Problem statement: Would you transcribe the whole listing exactly, minus its pictures?

┌─ Data supplied

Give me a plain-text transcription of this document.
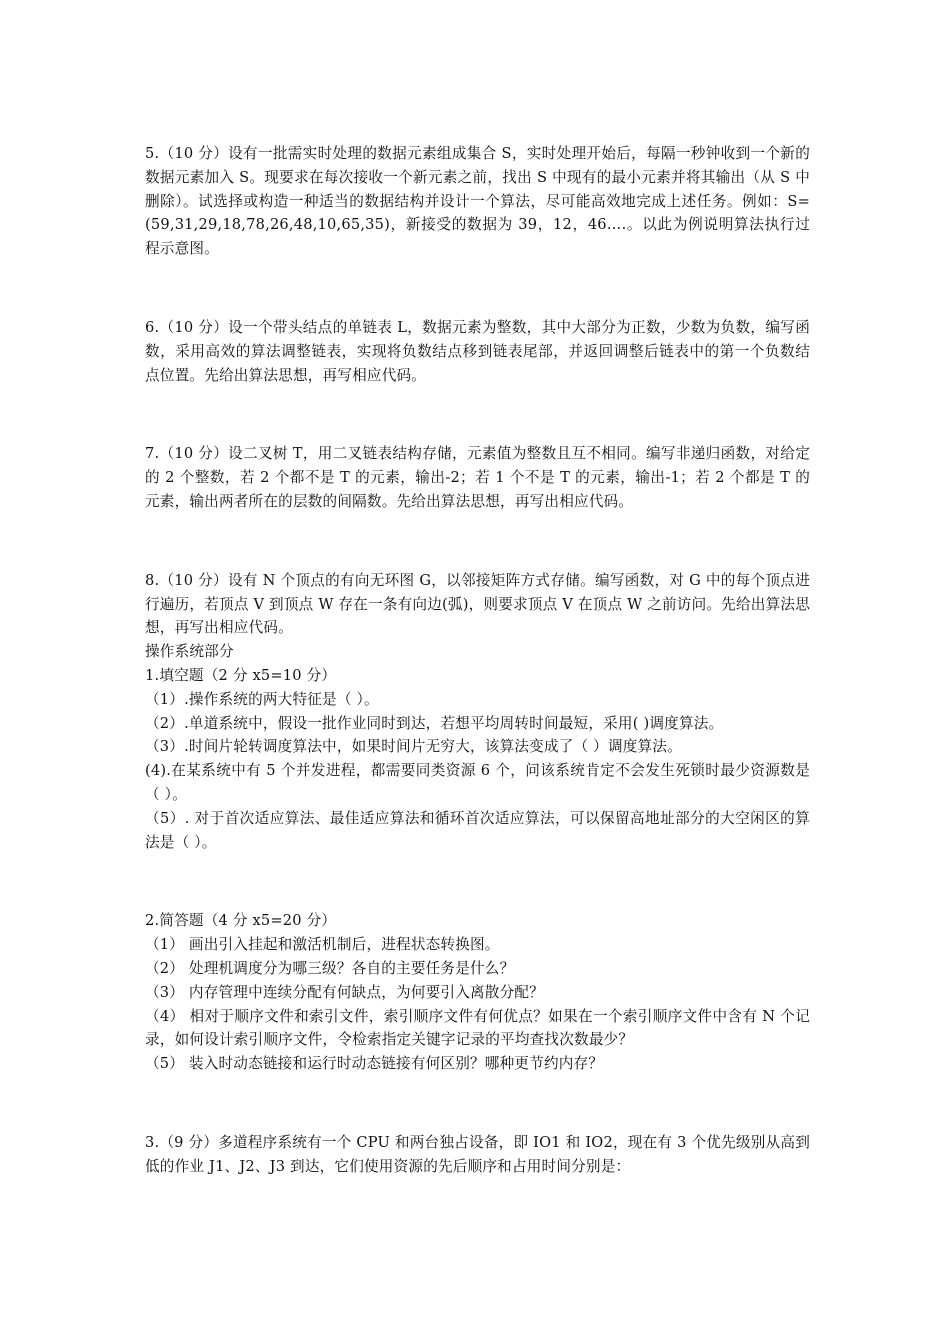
5.（10 分）设有一批需实时处理的数据元素组成集合 S，实时处理开始后，每隔一秒钟收到一个新的数据元素加入 S。现要求在每次接收一个新元素之前，找出 S 中现有的最小元素并将其输出（从 S 中删除）。试选择或构造一种适当的数据结构并设计一个算法，尽可能高效地完成上述任务。例如：S=(59,31,29,18,78,26,48,10,65,35)，新接受的数据为 39，12，46….。以此为例说明算法执行过程示意图。

6.（10 分）设一个带头结点的单链表 L，数据元素为整数，其中大部分为正数，少数为负数，编写函数，采用高效的算法调整链表，实现将负数结点移到链表尾部，并返回调整后链表中的第一个负数结点位置。先给出算法思想，再写相应代码。

7.（10 分）设二叉树 T，用二叉链表结构存储，元素值为整数且互不相同。编写非递归函数，对给定的 2 个整数，若 2 个都不是 T 的元素，输出-2；若 1 个不是 T 的元素，输出-1；若 2 个都是 T 的元素，输出两者所在的层数的间隔数。先给出算法思想，再写出相应代码。

8.（10 分）设有 N 个顶点的有向无环图 G，以邻接矩阵方式存储。编写函数，对 G 中的每个顶点进行遍历，若顶点 V 到顶点 W 存在一条有向边(弧)，则要求顶点 V 在顶点 W 之前访问。先给出算法思想，再写出相应代码。

操作系统部分

1.填空题（2 分 x5=10 分）

（1）.操作系统的两大特征是（ ）。

（2）.单道系统中，假设一批作业同时到达，若想平均周转时间最短，采用( )调度算法。

（3）.时间片轮转调度算法中，如果时间片无穷大，该算法变成了（ ）调度算法。

(4).在某系统中有 5 个并发进程，都需要同类资源 6 个，问该系统肯定不会发生死锁时最少资源数是（ ）。

（5）. 对于首次适应算法、最佳适应算法和循环首次适应算法，可以保留高地址部分的大空闲区的算法是（ ）。

2.简答题（4 分 x5=20 分）

（1） 画出引入挂起和激活机制后，进程状态转换图。

（2） 处理机调度分为哪三级？各自的主要任务是什么？

（3） 内存管理中连续分配有何缺点，为何要引入离散分配？

（4） 相对于顺序文件和索引文件，索引顺序文件有何优点？如果在一个索引顺序文件中含有 N 个记录，如何设计索引顺序文件，令检索指定关键字记录的平均查找次数最少？

（5） 装入时动态链接和运行时动态链接有何区别？哪种更节约内存？

3.（9 分）多道程序系统有一个 CPU 和两台独占设备，即 IO1 和 IO2，现在有 3 个优先级别从高到低的作业 J1、J2、J3 到达，它们使用资源的先后顺序和占用时间分别是：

└─

Full answer:
Give me a plain-text transcription of this document.
5.（10 分）设有一批需实时处理的数据元素组成集合 S，实时处理开始后，每隔一秒钟收到一个新的数据元素加入 S。现要求在每次接收一个新元素之前，找出 S 中现有的最小元素并将其输出（从 S 中删除）。试选择或构造一种适当的数据结构并设计一个算法，尽可能高效地完成上述任务。例如：S=(59,31,29,18,78,26,48,10,65,35)，新接受的数据为 39，12，46….。以此为例说明算法执行过程示意图。

6.（10 分）设一个带头结点的单链表 L，数据元素为整数，其中大部分为正数，少数为负数，编写函数，采用高效的算法调整链表，实现将负数结点移到链表尾部，并返回调整后链表中的第一个负数结点位置。先给出算法思想，再写相应代码。

7.（10 分）设二叉树 T，用二叉链表结构存储，元素值为整数且互不相同。编写非递归函数，对给定的 2 个整数，若 2 个都不是 T 的元素，输出-2；若 1 个不是 T 的元素，输出-1；若 2 个都是 T 的元素，输出两者所在的层数的间隔数。先给出算法思想，再写出相应代码。

8.（10 分）设有 N 个顶点的有向无环图 G，以邻接矩阵方式存储。编写函数，对 G 中的每个顶点进行遍历，若顶点 V 到顶点 W 存在一条有向边(弧)，则要求顶点 V 在顶点 W 之前访问。先给出算法思想，再写出相应代码。

操作系统部分

1.填空题（2 分 x5=10 分）

（1）.操作系统的两大特征是（ ）。

（2）.单道系统中，假设一批作业同时到达，若想平均周转时间最短，采用( )调度算法。

（3）.时间片轮转调度算法中，如果时间片无穷大，该算法变成了（ ）调度算法。

(4).在某系统中有 5 个并发进程，都需要同类资源 6 个，问该系统肯定不会发生死锁时最少资源数是（ ）。

（5）. 对于首次适应算法、最佳适应算法和循环首次适应算法，可以保留高地址部分的大空闲区的算法是（ ）。

2.简答题（4 分 x5=20 分）

（1） 画出引入挂起和激活机制后，进程状态转换图。

（2） 处理机调度分为哪三级？各自的主要任务是什么？

（3） 内存管理中连续分配有何缺点，为何要引入离散分配？

（4） 相对于顺序文件和索引文件，索引顺序文件有何优点？如果在一个索引顺序文件中含有 N 个记录，如何设计索引顺序文件，令检索指定关键字记录的平均查找次数最少？

（5） 装入时动态链接和运行时动态链接有何区别？哪种更节约内存？

3.（9 分）多道程序系统有一个 CPU 和两台独占设备，即 IO1 和 IO2，现在有 3 个优先级别从高到低的作业 J1、J2、J3 到达，它们使用资源的先后顺序和占用时间分别是：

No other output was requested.